(Exercise requirements):
• a. In the rsyntax page, which function converts a data.frame into the token format that rsyntax requires?
• b. Extend the rsyntax page, picking up after its final sentence.

R functions for working with syntactic structure coded as token lists (e.g. CONLL format)
You can install from CRAN:
install.packages('rsyntax')
Or install the development version from github:
library(devtools)
install_github("vanatteveldt/rsyntax")
For a detailed explanation please see this working paper. For a quick and dirty demo, keep on reading.
First, we’ll need to parse some data. In the working paper we use the spacyr package (for the spaCy parser), but this requires running Python. Another option that does run in native R is the udpipe package (for the UDPipe parser). The following code automatically downloads the English model and applies it to parse the given text.
library(udpipe)
tokens = udpipe('Mary Jane loves John Smith, and Mary is loved by John', 'english')
rsyntax requires the tokens to be in a certain format. The as_tokenindex() function converts a data.frame to this format. For popular parsers in R (spacyr and udpipe) the correct column name specifications are known, so the following is sufficient.
library(rsyntax)
tokens = as_tokenindex(tokens)
To query a dependency tree, it is important to have a good understanding of what these trees look like, and how this tree data is represented in a data.frame format. To facilitate this understanding, the plot_tree function visualizes the dependency tree, together with a given selection of columns from the data (see working paper for why this is possible for most types of dependency trees).

(Material provided):
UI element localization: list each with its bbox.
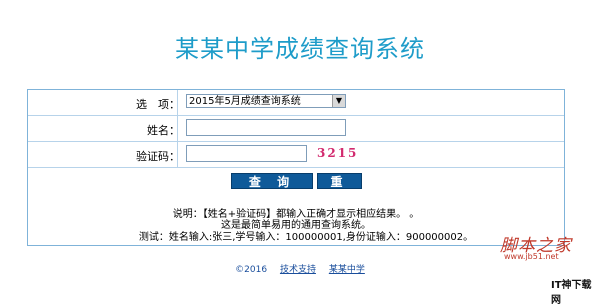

(The replies):
• a. The as_tokenindex() function.

• b.
plot_tree(tokens, token, lemma, upos)
Note that this function only prints one sentence a time, so if the sentence is not specified it uses the first sentence in the data.
The main functionality of rsyntax is that you can query the dependency
tree. While there are several query languages for networks, these are
quite complicated and not specialized for querying dependency trees. We
therefore developed a new query format that is (supposed to be) easy to
understand if you undestand R data.frames. The first step is to create
the query using the tquery
function.
Firstly, you can provide lookup values for selecting rows from the data.frame. For example, the following query would find all rows where the upos value is either “VERB” or “PROPN”:
tquery(upos = c("VERB", "PROPN"))
To query the edges of a dependency tree, you can perform another row lookup for the parents or children of the results of this query, by nesting the parents() and children() functions. The following query says: for all tokens (i.e. rows) where upos has the value “VERB”, find the ones that have a child for which the relation column has the value “nsubj”.
tq = tquery(upos = 'VERB',
children(relation = 'nsubj'))
You can look up multiple parents and children, and also nest parents and children within each other to query larger parts of the tree.
The above query only finds a match. To see which tokens are matched you need to provide labels for the parts of the query that you want to find. The following query looks for a simple direct clause with a verb, subject and object.
direct = tquery(label = 'verb', upos = 'VERB',
children(label = 'subject', relation = 'nsubj'),
children(label = 'object', relation = 'obj'))
Specifically this says: find all tokens where upos is “VERB”, and that have a child with the relation “nsubj” AND a child with the relation “obj”. If this condition is met, give these tokens the labels “verb”, “subject” and “object”.
With the annotate function, we can use this tquery to add these labels to the token data. Here we say that we use the column name “clause” for these labels.
tokens = annotate_tqueries(tokens, 'clause', direct)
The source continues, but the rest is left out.